> Extrait fourni

------------------------------

Le deuxième album de la Zone d'Expression Populaire (ZEP) est sorti ce lundi 28 mars. Alternatif et indépendant, Saïdou a choisi de zapper les "grands" médias. Rencontre.
Une rencontre avec Saïdou, l'autre voix du Ministère des Affaires Populaires, cela ne se refuse pas. Toujours sur le départ, encore là mais bientôt ailleurs, il m'attend Place de la Nation, sa petite valise à roulettes à la main. Il me voit et son grand sourire apparaît. Saïdou, c'est ce grand type à casquette qui jouait hier à Bobigny pour soutenir les militants de la campagne BDS (1) et avec qui je m'apprête à passer plus de deux heures à la terrasse d'un café. Simplicité, disponibilité, et générosité sont les moteurs de l'artiste, qui a su rester accessible et surtout très humain.

------------------------------

> Données à traiter
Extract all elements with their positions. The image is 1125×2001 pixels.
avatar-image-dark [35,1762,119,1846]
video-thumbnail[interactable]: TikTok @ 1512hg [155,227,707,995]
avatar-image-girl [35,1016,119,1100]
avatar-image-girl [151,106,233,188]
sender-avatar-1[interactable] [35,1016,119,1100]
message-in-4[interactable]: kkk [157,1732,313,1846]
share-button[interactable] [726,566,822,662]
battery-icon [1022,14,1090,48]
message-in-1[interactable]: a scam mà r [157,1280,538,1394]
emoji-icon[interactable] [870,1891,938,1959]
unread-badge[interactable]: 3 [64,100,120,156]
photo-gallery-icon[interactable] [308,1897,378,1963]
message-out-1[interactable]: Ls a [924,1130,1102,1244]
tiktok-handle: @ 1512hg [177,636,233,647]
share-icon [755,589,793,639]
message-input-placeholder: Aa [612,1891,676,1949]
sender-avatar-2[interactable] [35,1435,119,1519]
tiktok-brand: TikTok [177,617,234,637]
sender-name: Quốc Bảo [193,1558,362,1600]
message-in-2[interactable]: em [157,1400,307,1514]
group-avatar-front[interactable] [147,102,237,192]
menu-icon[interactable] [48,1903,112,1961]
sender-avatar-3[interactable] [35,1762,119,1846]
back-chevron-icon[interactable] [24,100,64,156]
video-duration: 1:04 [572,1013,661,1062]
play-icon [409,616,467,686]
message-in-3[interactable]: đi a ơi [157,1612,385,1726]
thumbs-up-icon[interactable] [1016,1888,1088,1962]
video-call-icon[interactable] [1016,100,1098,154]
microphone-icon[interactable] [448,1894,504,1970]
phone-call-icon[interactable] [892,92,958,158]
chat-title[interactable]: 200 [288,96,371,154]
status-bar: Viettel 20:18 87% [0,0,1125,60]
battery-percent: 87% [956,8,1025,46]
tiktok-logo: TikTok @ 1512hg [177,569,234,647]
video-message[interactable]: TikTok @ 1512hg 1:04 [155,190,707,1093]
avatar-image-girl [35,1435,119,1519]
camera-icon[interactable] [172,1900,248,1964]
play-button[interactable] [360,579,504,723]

------------------------------

> Consignes
• A. Mets tout le listing ci-dessus sous forme de liste numérotée, sans garder les lignes vides.
• B. Reprends le texte sur Saïdou et le deuxième album de la ZEP à la suite de sa dernière phrase et poursuis-le.

> Réponses
• A.
1. Extract all elements with their positions. The image is 1125×2001 pixels.
2. avatar-image-dark [35,1762,119,1846]
3. video-thumbnail[interactable]: TikTok @ 1512hg [155,227,707,995]
4. avatar-image-girl [35,1016,119,1100]
5. avatar-image-girl [151,106,233,188]
6. sender-avatar-1[interactable] [35,1016,119,1100]
7. message-in-4[interactable]: kkk [157,1732,313,1846]
8. share-button[interactable] [726,566,822,662]
9. battery-icon [1022,14,1090,48]
10. message-in-1[interactable]: a scam mà r [157,1280,538,1394]
11. emoji-icon[interactable] [870,1891,938,1959]
12. unread-badge[interactable]: 3 [64,100,120,156]
13. photo-gallery-icon[interactable] [308,1897,378,1963]
14. message-out-1[interactable]: Ls a [924,1130,1102,1244]
15. tiktok-handle: @ 1512hg [177,636,233,647]
16. share-icon [755,589,793,639]
17. message-input-placeholder: Aa [612,1891,676,1949]
18. sender-avatar-2[interactable] [35,1435,119,1519]
19. tiktok-brand: TikTok [177,617,234,637]
20. sender-name: Quốc Bảo [193,1558,362,1600]
21. message-in-2[interactable]: em [157,1400,307,1514]
22. group-avatar-front[interactable] [147,102,237,192]
23. menu-icon[interactable] [48,1903,112,1961]
24. sender-avatar-3[interactable] [35,1762,119,1846]
25. back-chevron-icon[interactable] [24,100,64,156]
26. video-duration: 1:04 [572,1013,661,1062]
27. play-icon [409,616,467,686]
28. message-in-3[interactable]: đi a ơi [157,1612,385,1726]
29. thumbs-up-icon[interactable] [1016,1888,1088,1962]
30. video-call-icon[interactable] [1016,100,1098,154]
31. microphone-icon[interactable] [448,1894,504,1970]
32. phone-call-icon[interactable] [892,92,958,158]
33. chat-title[interactable]: 200 [288,96,371,154]
34. status-bar: Viettel 20:18 87% [0,0,1125,60]
35. battery-percent: 87% [956,8,1025,46]
36. tiktok-logo: TikTok @ 1512hg [177,569,234,647]
37. video-message[interactable]: TikTok @ 1512hg 1:04 [155,190,707,1093]
38. avatar-image-girl [35,1435,119,1519]
39. camera-icon[interactable] [172,1900,248,1964]
40. play-button[interactable] [360,579,504,723]

• B.
D'entrée je le questionne sur Nique la France et le souvenir que j'ai gardé du lancement de la tournée à la Belle Etoile l'année dernière. « Je vois bien que tu me cuisines, mais cela ne me dérange pas. Je vais te répondre. » Une discussion à bâtons rompus. Ce qui ne devait être qu'un verre amical et un "une autre fois" s'est transformé en un véritable entretien-fleuve. A moitié journaliste ce jour-là, je n'ai pas osé enclencher le magnétophone. Toutes les citations de Saïdou que tu liras ici, lecteur fan de ZEP, de MAP et de rap musette militant, sont de mémoire.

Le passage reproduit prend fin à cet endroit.